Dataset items
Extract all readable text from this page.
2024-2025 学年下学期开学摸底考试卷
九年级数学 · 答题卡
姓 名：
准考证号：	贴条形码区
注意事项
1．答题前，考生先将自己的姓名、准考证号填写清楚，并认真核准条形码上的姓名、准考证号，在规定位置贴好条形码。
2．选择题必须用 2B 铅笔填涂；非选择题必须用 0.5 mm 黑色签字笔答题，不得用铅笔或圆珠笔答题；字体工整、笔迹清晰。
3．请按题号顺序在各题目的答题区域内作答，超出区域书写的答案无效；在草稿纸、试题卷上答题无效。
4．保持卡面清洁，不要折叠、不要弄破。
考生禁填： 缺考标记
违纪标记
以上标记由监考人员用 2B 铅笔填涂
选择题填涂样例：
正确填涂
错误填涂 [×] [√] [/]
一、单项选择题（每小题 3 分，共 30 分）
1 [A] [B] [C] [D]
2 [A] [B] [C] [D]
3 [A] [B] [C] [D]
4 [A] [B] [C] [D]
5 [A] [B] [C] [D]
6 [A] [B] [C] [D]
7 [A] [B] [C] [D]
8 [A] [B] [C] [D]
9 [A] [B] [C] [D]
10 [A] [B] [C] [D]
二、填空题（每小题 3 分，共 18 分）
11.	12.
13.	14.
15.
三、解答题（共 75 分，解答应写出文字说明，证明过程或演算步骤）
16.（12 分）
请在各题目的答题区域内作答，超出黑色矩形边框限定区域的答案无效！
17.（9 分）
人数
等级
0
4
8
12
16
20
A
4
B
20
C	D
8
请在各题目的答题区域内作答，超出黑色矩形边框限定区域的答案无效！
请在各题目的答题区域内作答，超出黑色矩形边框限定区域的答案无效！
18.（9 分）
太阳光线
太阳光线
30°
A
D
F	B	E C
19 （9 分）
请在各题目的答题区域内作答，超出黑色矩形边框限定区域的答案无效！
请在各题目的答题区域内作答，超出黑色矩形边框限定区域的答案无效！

> _Stated task_: Print the material once more, exactly.

> _Finished answer_:
Extract all readable text from this page.
2024-2025 学年下学期开学摸底考试卷
九年级数学 · 答题卡
姓 名：
准考证号：	贴条形码区
注意事项
1．答题前，考生先将自己的姓名、准考证号填写清楚，并认真核准条形码上的姓名、准考证号，在规定位置贴好条形码。
2．选择题必须用 2B 铅笔填涂；非选择题必须用 0.5 mm 黑色签字笔答题，不得用铅笔或圆珠笔答题；字体工整、笔迹清晰。
3．请按题号顺序在各题目的答题区域内作答，超出区域书写的答案无效；在草稿纸、试题卷上答题无效。
4．保持卡面清洁，不要折叠、不要弄破。
考生禁填： 缺考标记
违纪标记
以上标记由监考人员用 2B 铅笔填涂
选择题填涂样例：
正确填涂
错误填涂 [×] [√] [/]
一、单项选择题（每小题 3 分，共 30 分）
1 [A] [B] [C] [D]
2 [A] [B] [C] [D]
3 [A] [B] [C] [D]
4 [A] [B] [C] [D]
5 [A] [B] [C] [D]
6 [A] [B] [C] [D]
7 [A] [B] [C] [D]
8 [A] [B] [C] [D]
9 [A] [B] [C] [D]
10 [A] [B] [C] [D]
二、填空题（每小题 3 分，共 18 分）
11.	12.
13.	14.
15.
三、解答题（共 75 分，解答应写出文字说明，证明过程或演算步骤）
16.（12 分）
请在各题目的答题区域内作答，超出黑色矩形边框限定区域的答案无效！
17.（9 分）
人数
等级
0
4
8
12
16
20
A
4
B
20
C	D
8
请在各题目的答题区域内作答，超出黑色矩形边框限定区域的答案无效！
请在各题目的答题区域内作答，超出黑色矩形边框限定区域的答案无效！
18.（9 分）
太阳光线
太阳光线
30°
A
D
F	B	E C
19 （9 分）
请在各题目的答题区域内作答，超出黑色矩形边框限定区域的答案无效！
请在各题目的答题区域内作答，超出黑色矩形边框限定区域的答案无效！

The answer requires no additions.